Source material:
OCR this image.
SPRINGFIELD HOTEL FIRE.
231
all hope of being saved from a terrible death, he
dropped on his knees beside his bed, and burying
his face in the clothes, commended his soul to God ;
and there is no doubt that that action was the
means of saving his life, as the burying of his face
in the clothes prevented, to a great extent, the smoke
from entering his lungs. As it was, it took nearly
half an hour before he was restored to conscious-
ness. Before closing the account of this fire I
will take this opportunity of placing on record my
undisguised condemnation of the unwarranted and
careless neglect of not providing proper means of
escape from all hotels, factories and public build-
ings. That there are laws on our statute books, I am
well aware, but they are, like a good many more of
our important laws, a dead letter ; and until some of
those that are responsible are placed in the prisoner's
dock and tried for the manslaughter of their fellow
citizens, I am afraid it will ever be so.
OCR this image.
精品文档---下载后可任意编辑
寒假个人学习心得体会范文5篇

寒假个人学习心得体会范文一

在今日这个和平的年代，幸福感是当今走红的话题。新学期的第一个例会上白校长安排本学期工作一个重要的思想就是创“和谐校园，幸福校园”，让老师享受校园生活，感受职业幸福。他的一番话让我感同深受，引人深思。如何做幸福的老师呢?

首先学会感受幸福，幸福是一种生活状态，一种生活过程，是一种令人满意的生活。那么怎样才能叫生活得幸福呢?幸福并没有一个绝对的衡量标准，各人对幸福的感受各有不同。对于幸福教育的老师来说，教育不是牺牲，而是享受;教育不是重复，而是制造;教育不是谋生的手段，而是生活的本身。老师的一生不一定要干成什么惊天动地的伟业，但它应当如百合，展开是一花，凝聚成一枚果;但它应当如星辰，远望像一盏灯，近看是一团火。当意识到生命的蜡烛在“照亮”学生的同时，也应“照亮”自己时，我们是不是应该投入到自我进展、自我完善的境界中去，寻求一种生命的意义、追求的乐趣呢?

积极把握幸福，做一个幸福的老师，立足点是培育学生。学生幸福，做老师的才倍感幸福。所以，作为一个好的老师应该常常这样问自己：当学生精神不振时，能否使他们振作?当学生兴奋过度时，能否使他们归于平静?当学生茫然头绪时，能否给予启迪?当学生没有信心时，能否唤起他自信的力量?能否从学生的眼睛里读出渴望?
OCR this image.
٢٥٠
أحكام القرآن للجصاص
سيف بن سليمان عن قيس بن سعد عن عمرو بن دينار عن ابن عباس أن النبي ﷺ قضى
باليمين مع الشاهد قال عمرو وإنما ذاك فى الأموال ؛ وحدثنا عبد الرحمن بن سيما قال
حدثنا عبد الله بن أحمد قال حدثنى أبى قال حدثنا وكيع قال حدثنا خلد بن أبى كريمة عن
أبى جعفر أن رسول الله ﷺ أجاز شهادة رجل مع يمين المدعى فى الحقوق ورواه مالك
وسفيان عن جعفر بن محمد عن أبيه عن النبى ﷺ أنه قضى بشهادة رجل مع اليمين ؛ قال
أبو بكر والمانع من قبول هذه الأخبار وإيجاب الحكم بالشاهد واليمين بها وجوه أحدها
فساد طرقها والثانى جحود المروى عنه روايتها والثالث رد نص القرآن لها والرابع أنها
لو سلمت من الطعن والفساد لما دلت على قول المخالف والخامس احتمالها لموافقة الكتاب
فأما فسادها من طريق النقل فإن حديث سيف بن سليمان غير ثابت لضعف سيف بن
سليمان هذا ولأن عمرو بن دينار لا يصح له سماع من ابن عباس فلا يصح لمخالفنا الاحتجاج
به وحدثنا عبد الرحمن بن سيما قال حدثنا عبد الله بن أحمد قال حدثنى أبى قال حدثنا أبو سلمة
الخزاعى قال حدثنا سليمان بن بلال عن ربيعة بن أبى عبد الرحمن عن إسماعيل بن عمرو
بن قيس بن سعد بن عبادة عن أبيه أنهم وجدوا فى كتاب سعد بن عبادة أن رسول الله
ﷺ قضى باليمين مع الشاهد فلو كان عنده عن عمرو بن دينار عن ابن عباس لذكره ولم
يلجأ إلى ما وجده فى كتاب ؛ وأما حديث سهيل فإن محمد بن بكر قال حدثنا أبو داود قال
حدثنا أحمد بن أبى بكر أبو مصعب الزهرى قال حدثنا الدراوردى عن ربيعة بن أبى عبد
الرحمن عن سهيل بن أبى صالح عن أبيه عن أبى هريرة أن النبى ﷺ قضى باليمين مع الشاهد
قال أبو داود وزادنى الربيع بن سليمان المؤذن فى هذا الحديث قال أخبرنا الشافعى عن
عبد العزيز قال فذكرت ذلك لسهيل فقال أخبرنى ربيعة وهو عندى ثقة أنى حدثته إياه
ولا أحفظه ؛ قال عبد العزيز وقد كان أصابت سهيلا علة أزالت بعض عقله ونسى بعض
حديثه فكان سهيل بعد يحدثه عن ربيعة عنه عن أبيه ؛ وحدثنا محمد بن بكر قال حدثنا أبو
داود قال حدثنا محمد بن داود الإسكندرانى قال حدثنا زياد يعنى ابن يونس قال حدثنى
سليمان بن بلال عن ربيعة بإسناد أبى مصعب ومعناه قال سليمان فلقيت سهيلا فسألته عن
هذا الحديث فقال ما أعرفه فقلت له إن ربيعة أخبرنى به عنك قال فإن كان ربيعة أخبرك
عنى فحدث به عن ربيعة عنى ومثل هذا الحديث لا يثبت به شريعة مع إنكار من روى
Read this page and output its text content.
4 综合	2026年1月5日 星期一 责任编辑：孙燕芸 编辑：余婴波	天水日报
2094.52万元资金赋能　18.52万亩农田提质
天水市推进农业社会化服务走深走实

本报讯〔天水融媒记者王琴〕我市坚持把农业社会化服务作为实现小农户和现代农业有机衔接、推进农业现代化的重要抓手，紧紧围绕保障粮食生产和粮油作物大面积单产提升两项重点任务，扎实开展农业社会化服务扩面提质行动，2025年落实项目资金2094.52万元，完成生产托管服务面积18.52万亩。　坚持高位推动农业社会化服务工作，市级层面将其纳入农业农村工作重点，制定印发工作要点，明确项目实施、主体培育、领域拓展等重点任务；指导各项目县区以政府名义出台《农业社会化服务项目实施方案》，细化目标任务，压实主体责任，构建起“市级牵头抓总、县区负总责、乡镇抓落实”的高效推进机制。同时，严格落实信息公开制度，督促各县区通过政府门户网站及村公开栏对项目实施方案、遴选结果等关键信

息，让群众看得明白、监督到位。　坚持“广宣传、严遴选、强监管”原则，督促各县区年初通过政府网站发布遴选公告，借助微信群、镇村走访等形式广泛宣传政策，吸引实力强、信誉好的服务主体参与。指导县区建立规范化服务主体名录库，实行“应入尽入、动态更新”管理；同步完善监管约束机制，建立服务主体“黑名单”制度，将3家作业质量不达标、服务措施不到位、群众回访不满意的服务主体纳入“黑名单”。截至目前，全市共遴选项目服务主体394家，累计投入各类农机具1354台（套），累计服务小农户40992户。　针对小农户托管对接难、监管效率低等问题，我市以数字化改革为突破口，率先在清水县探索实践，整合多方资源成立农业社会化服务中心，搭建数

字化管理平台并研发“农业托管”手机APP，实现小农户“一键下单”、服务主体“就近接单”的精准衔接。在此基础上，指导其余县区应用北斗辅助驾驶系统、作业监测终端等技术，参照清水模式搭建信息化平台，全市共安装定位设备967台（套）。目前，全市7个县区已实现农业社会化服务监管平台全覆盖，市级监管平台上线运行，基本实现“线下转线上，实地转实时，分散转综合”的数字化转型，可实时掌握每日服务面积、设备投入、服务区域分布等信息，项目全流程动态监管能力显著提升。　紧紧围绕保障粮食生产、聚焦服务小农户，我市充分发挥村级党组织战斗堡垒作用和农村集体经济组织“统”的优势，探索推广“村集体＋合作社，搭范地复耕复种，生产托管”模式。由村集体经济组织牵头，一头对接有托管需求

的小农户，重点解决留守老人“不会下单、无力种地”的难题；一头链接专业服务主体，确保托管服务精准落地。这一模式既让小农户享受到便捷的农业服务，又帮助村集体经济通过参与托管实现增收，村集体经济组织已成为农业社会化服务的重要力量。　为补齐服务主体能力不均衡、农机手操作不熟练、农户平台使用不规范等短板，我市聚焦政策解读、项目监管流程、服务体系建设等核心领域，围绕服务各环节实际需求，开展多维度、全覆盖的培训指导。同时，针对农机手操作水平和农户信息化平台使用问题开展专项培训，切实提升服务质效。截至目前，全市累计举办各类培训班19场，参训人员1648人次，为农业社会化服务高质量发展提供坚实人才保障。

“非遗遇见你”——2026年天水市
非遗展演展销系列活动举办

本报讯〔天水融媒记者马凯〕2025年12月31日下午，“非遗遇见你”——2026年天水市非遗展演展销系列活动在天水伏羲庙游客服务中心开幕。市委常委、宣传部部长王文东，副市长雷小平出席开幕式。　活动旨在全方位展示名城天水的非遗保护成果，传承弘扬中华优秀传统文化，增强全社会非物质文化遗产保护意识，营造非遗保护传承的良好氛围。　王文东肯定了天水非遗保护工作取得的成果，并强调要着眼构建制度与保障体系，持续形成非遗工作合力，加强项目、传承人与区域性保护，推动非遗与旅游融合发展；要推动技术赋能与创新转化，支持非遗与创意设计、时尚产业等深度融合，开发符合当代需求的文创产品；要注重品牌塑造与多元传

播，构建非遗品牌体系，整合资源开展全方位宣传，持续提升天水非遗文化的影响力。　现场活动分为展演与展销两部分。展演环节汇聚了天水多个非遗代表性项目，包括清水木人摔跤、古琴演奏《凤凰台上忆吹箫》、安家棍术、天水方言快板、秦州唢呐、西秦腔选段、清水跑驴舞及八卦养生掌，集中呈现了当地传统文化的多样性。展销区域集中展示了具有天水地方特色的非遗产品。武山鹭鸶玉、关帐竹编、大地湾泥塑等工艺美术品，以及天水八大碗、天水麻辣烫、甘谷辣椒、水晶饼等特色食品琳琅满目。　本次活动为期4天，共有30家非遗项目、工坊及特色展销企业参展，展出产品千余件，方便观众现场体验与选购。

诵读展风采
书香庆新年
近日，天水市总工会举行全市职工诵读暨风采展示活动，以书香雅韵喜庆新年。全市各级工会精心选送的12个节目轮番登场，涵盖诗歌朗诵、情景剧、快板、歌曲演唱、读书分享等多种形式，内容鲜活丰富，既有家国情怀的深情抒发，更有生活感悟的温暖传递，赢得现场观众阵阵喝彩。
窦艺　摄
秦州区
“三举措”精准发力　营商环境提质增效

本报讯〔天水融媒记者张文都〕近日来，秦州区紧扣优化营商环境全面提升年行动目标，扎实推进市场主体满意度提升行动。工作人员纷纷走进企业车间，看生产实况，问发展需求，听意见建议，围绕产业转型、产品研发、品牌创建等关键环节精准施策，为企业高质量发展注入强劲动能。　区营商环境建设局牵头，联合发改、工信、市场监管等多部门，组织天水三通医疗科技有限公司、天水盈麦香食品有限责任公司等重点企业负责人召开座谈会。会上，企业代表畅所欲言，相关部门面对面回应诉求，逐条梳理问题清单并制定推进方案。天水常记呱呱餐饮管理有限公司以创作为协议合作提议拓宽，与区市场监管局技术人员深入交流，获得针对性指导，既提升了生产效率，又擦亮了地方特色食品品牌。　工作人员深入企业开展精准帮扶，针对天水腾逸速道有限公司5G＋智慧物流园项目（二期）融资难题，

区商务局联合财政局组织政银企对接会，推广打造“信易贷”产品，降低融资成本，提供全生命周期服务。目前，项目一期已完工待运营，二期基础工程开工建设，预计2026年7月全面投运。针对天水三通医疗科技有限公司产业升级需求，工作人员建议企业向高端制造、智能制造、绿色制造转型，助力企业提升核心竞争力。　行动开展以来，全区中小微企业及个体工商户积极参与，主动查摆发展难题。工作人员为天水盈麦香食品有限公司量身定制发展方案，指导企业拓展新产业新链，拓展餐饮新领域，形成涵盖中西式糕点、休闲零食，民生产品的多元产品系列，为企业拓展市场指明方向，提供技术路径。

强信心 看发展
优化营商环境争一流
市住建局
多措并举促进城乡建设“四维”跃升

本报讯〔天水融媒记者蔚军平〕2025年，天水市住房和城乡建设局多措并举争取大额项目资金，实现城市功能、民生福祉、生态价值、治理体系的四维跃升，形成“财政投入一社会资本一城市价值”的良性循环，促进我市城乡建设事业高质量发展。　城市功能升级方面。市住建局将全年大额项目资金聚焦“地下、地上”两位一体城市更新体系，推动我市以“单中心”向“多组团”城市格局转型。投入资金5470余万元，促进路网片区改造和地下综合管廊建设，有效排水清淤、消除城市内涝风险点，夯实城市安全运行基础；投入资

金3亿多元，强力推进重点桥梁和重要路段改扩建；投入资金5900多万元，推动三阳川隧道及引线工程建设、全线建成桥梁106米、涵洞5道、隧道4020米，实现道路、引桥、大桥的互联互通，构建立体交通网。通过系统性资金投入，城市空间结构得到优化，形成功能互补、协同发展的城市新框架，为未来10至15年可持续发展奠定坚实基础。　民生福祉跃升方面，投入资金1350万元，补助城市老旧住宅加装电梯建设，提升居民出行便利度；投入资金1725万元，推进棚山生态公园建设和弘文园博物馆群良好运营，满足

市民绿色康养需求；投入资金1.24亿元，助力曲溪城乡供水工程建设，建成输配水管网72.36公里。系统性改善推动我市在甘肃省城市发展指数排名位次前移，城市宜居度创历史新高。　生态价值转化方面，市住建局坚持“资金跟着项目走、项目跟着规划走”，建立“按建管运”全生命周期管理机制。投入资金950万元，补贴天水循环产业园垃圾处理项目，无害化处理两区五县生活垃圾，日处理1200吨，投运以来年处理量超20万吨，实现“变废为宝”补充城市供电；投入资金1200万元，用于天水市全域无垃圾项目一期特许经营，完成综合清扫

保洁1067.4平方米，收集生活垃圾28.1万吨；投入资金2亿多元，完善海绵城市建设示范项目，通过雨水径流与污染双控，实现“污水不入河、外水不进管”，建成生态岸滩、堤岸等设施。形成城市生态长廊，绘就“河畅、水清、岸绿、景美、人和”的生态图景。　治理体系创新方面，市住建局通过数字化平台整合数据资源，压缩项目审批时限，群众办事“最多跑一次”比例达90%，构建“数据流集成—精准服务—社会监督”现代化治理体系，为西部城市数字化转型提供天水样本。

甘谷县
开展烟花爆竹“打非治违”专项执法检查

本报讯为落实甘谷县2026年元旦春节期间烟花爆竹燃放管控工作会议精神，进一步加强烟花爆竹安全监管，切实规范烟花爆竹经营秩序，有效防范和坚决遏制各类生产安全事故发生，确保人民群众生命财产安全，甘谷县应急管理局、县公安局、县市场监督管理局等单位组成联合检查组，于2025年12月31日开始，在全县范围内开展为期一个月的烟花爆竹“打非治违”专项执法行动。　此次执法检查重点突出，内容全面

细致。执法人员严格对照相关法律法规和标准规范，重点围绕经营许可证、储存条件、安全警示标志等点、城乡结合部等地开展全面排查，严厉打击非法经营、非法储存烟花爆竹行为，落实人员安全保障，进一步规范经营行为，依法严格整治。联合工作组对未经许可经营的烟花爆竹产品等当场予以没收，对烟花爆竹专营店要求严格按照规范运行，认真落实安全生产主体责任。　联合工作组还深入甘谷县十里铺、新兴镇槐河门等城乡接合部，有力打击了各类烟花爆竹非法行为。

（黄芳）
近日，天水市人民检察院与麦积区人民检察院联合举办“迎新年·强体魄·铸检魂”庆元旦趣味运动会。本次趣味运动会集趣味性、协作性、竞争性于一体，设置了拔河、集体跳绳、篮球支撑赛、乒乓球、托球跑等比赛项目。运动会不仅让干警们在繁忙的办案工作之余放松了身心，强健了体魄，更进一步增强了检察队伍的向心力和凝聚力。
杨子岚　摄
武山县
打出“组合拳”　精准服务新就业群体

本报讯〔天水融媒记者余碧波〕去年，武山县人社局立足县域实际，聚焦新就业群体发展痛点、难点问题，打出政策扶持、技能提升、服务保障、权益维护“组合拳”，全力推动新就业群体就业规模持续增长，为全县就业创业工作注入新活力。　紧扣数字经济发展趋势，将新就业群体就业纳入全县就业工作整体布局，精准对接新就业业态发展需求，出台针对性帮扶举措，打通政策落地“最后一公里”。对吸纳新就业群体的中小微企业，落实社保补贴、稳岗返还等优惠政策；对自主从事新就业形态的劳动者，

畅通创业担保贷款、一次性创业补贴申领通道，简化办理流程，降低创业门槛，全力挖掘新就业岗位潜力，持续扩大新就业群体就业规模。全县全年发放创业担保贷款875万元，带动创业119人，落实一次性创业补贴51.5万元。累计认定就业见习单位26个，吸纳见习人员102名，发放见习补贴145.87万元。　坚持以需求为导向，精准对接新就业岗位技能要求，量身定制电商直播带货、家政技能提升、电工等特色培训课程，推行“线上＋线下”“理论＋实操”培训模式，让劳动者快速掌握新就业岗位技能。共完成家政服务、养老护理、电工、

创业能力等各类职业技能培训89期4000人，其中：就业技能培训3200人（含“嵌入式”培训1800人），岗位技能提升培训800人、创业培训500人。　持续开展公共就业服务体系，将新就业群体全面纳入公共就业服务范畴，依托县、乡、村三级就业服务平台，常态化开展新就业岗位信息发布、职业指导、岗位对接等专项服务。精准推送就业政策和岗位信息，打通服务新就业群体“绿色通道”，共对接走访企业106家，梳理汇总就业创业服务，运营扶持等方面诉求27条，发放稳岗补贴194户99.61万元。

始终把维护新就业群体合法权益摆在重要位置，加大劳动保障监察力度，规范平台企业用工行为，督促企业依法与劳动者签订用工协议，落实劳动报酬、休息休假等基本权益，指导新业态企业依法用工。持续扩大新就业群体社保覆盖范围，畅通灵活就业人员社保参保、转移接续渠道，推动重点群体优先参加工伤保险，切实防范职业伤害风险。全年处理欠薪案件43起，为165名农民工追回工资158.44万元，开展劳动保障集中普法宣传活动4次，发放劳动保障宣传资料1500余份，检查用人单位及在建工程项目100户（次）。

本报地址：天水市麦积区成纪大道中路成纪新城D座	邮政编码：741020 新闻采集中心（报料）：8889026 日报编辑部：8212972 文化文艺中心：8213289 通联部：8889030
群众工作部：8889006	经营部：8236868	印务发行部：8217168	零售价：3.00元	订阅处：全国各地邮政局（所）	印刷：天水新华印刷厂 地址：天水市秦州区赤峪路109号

Objective: Gather up every line in the data above that contains the word "العزيز", copying each one.

Response for this exercise:
عبد العزيز قال فذكرت ذلك لسهيل فقال أخبرنى ربيعة وهو عندى ثقة أنى حدثته إياه
ولا أحفظه ؛ قال عبد العزيز وقد كان أصابت سهيلا علة أزالت بعض عقله ونسى بعض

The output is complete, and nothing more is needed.